[Dataset records]
---------------

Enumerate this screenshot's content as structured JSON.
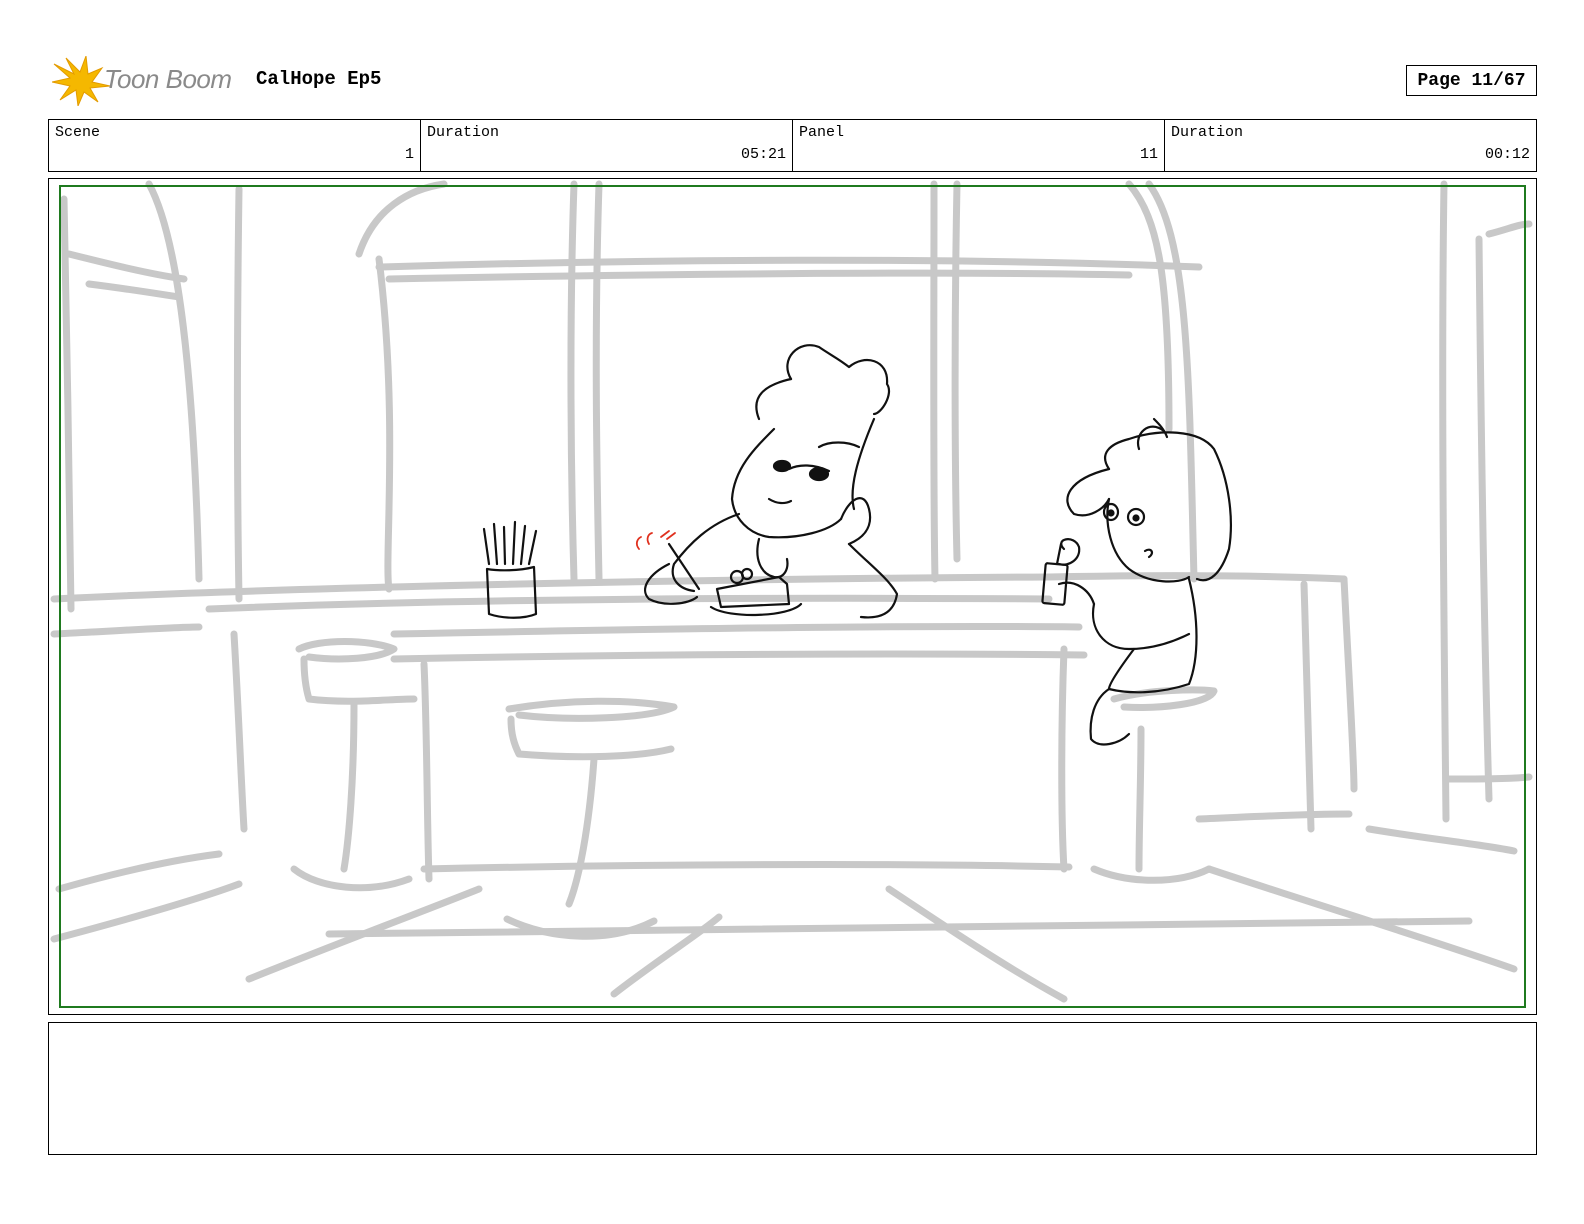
{
  "header": {
    "logo_text": "Toon Boom",
    "project_title": "CalHope Ep5",
    "page_label": "Page 11/67"
  },
  "info": {
    "scene_label": "Scene",
    "scene_value": "1",
    "scene_duration_label": "Duration",
    "scene_duration_value": "05:21",
    "panel_label": "Panel",
    "panel_value": "11",
    "panel_duration_label": "Duration",
    "panel_duration_value": "00:12"
  },
  "colors": {
    "safe_frame": "#1f7a1f",
    "sketch_background": "#c8c8c8",
    "sketch_ink": "#111111",
    "logo_star": "#f5b800",
    "accent_marks": "#e0301e"
  },
  "icons": {
    "logo": "toon-boom-star-logo"
  },
  "notes": {
    "text": ""
  }
}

---------------

Reproduce every line precisely as given, omitting all pictures.

Enumerate this screenshot's content as structured JSON.
{
  "header": {
    "logo_text": "Toon Boom",
    "project_title": "CalHope Ep5",
    "page_label": "Page 11/67"
  },
  "info": {
    "scene_label": "Scene",
    "scene_value": "1",
    "scene_duration_label": "Duration",
    "scene_duration_value": "05:21",
    "panel_label": "Panel",
    "panel_value": "11",
    "panel_duration_label": "Duration",
    "panel_duration_value": "00:12"
  },
  "colors": {
    "safe_frame": "#1f7a1f",
    "sketch_background": "#c8c8c8",
    "sketch_ink": "#111111",
    "logo_star": "#f5b800",
    "accent_marks": "#e0301e"
  },
  "icons": {
    "logo": "toon-boom-star-logo"
  },
  "notes": {
    "text": ""
  }
}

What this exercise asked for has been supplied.